[Saved data entries]
※ ※ ※

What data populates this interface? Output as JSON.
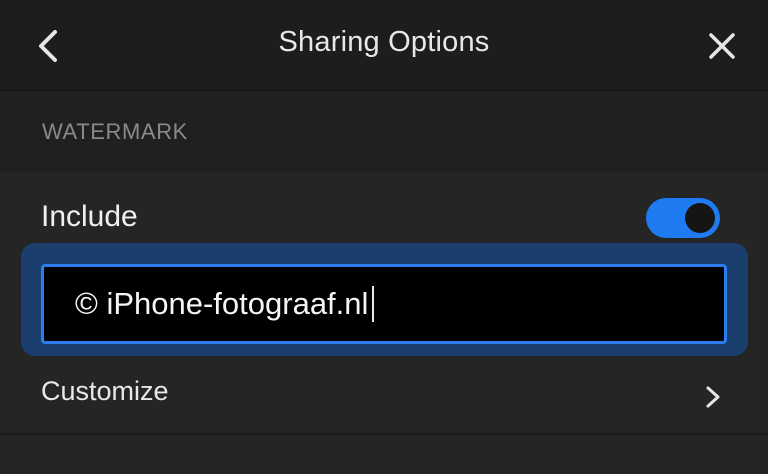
{
  "header": {
    "title": "Sharing Options",
    "back_icon": "chevron-left-icon",
    "close_icon": "close-icon"
  },
  "watermark": {
    "section_heading": "WATERMARK",
    "include_label": "Include",
    "include_enabled": true,
    "text_value": "© iPhone-fotograaf.nl",
    "customize_label": "Customize",
    "customize_icon": "chevron-right-icon"
  },
  "colors": {
    "accent": "#1f7bf2",
    "background": "#252525",
    "header_background": "#1d1d1d",
    "field_background": "#000000",
    "focus_ring": "#1a3f6d",
    "section_heading": "#8a8a8a"
  }
}
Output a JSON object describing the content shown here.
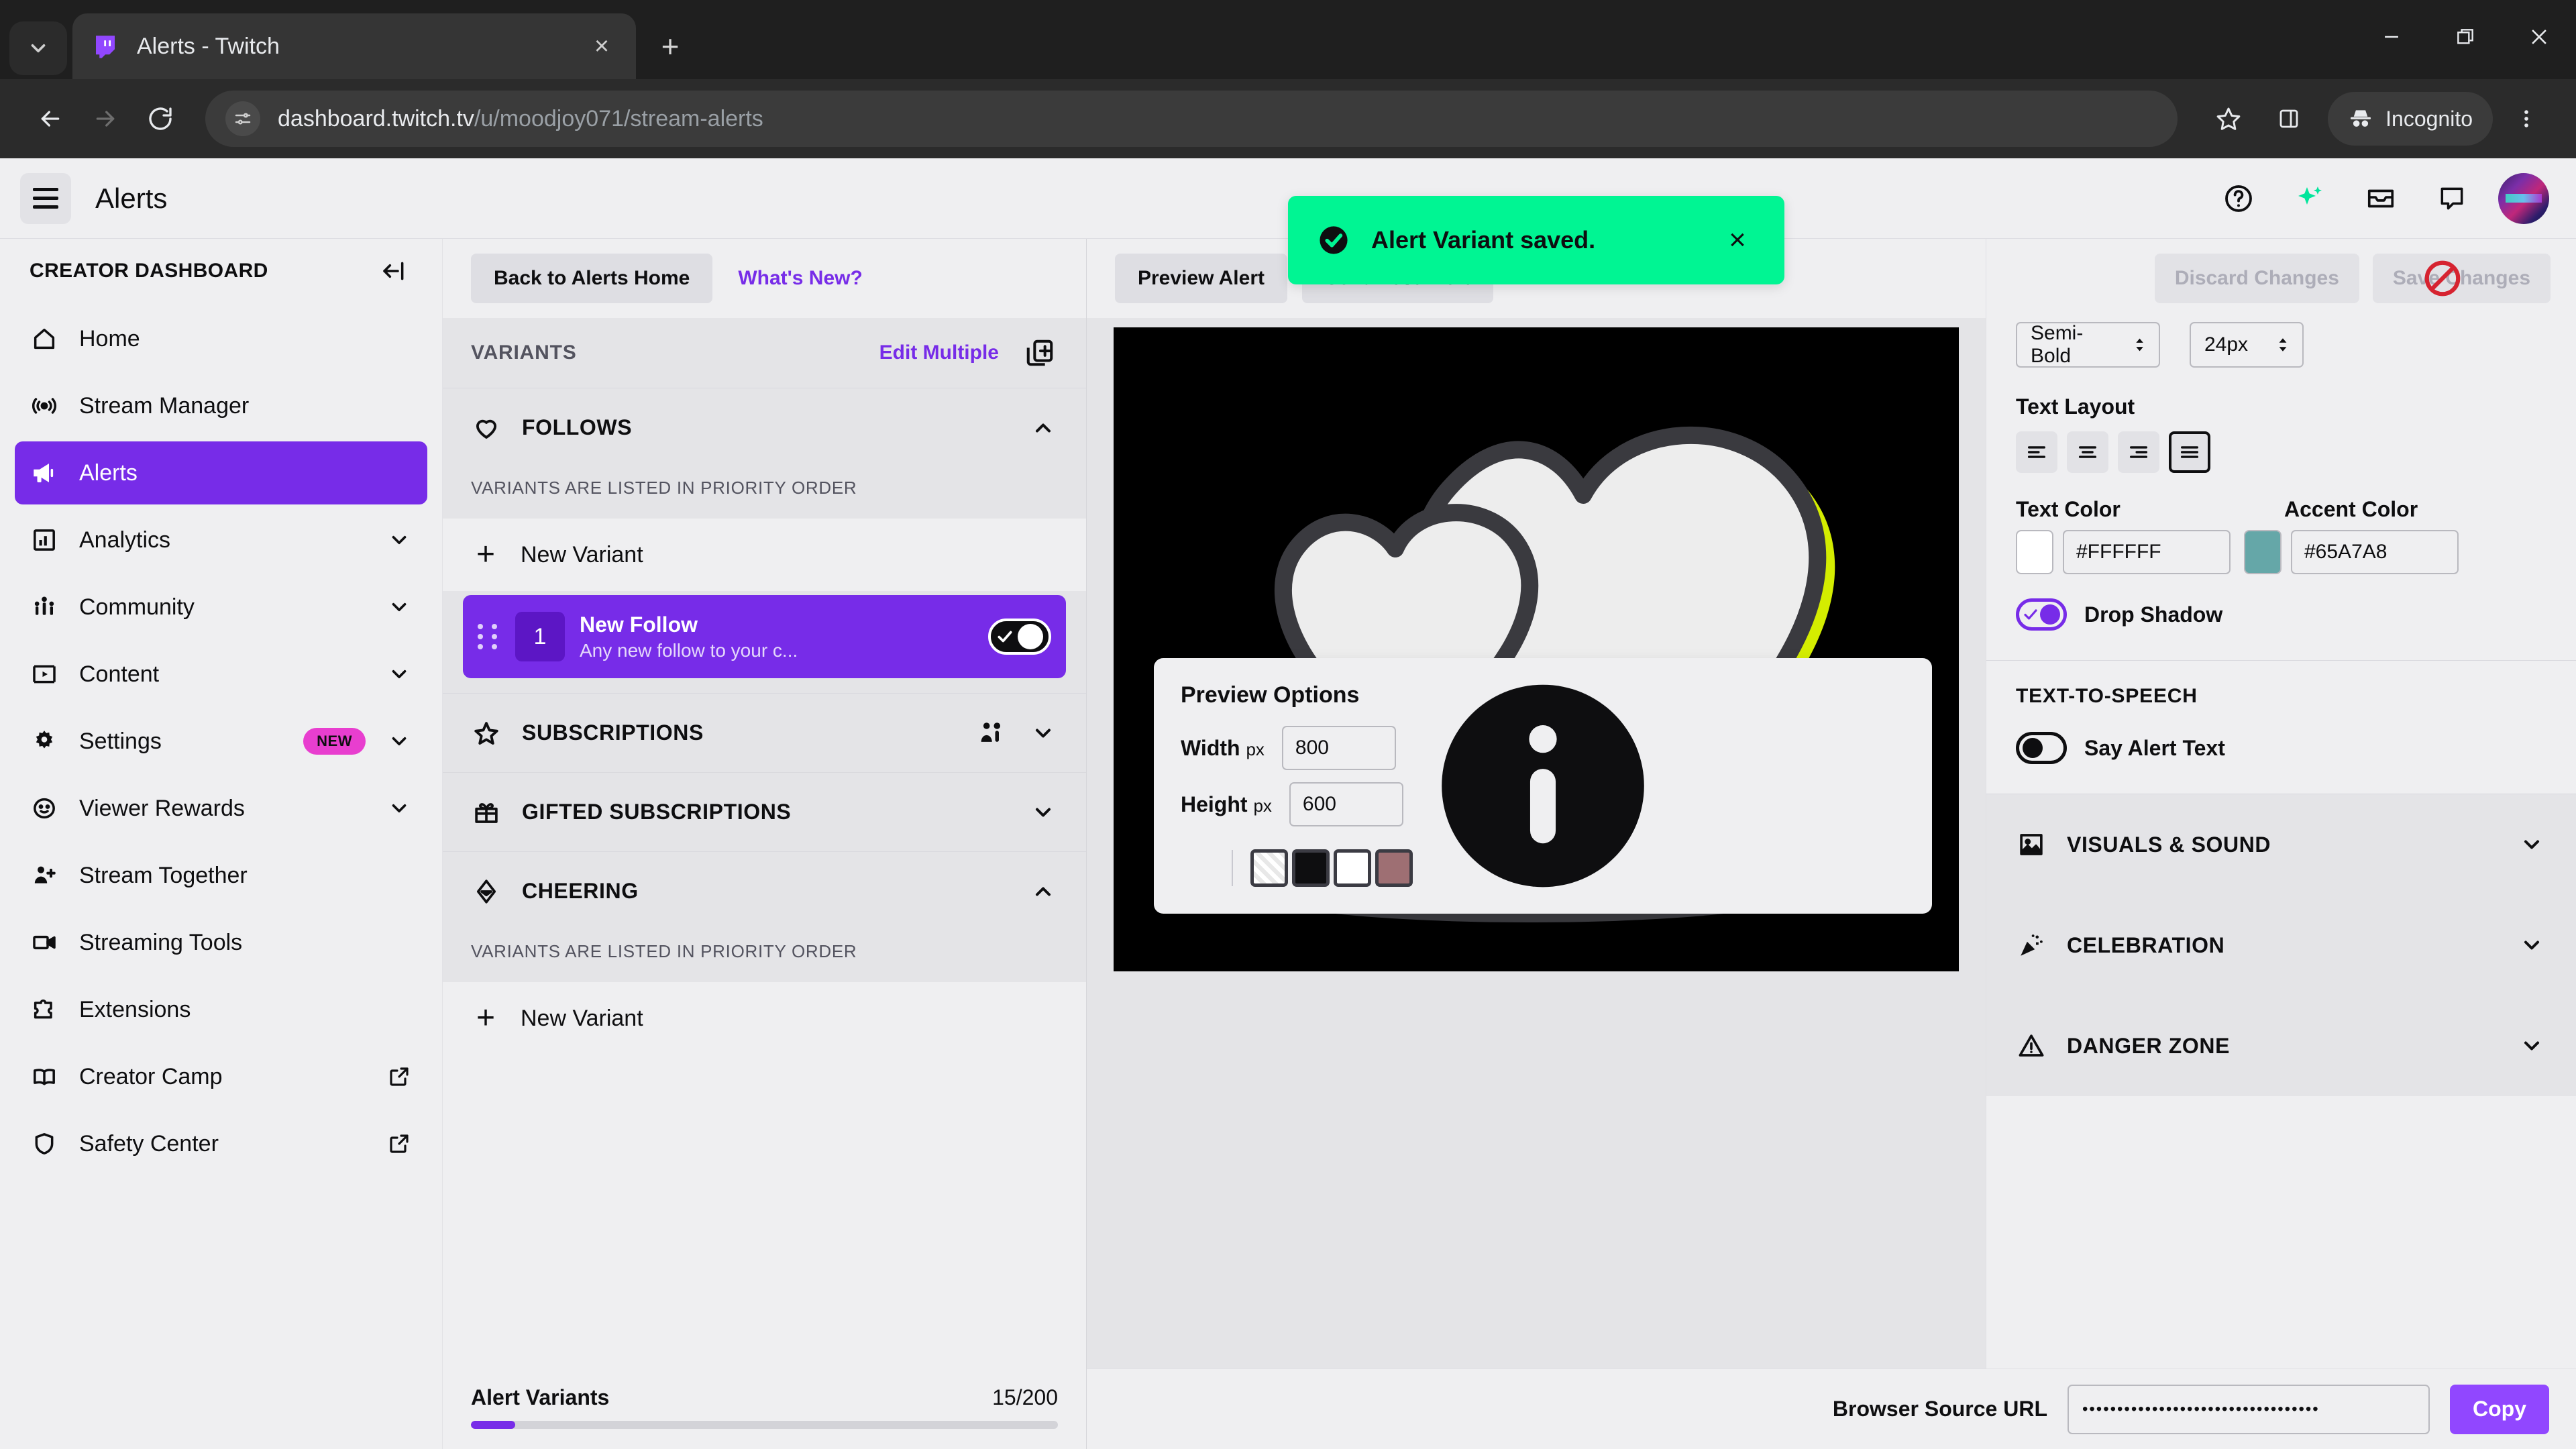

※ ※ ※

WORK INSTRUCTIONS - Write out the material above once more, exactly as it reads, with no pictures.

RESULT OF THE TASK -
What data populates this interface? Output as JSON.
{
  "header": {
    "title": "Sharing Options",
    "back_icon": "chevron-left-icon",
    "close_icon": "close-icon"
  },
  "watermark": {
    "section_heading": "WATERMARK",
    "include_label": "Include",
    "include_enabled": true,
    "text_value": "© iPhone-fotograaf.nl",
    "customize_label": "Customize",
    "customize_icon": "chevron-right-icon"
  },
  "colors": {
    "accent": "#1f7bf2",
    "background": "#252525",
    "header_background": "#1d1d1d",
    "field_background": "#000000",
    "focus_ring": "#1a3f6d",
    "section_heading": "#8a8a8a"
  }
}
Output a JSON object describing the content shown here.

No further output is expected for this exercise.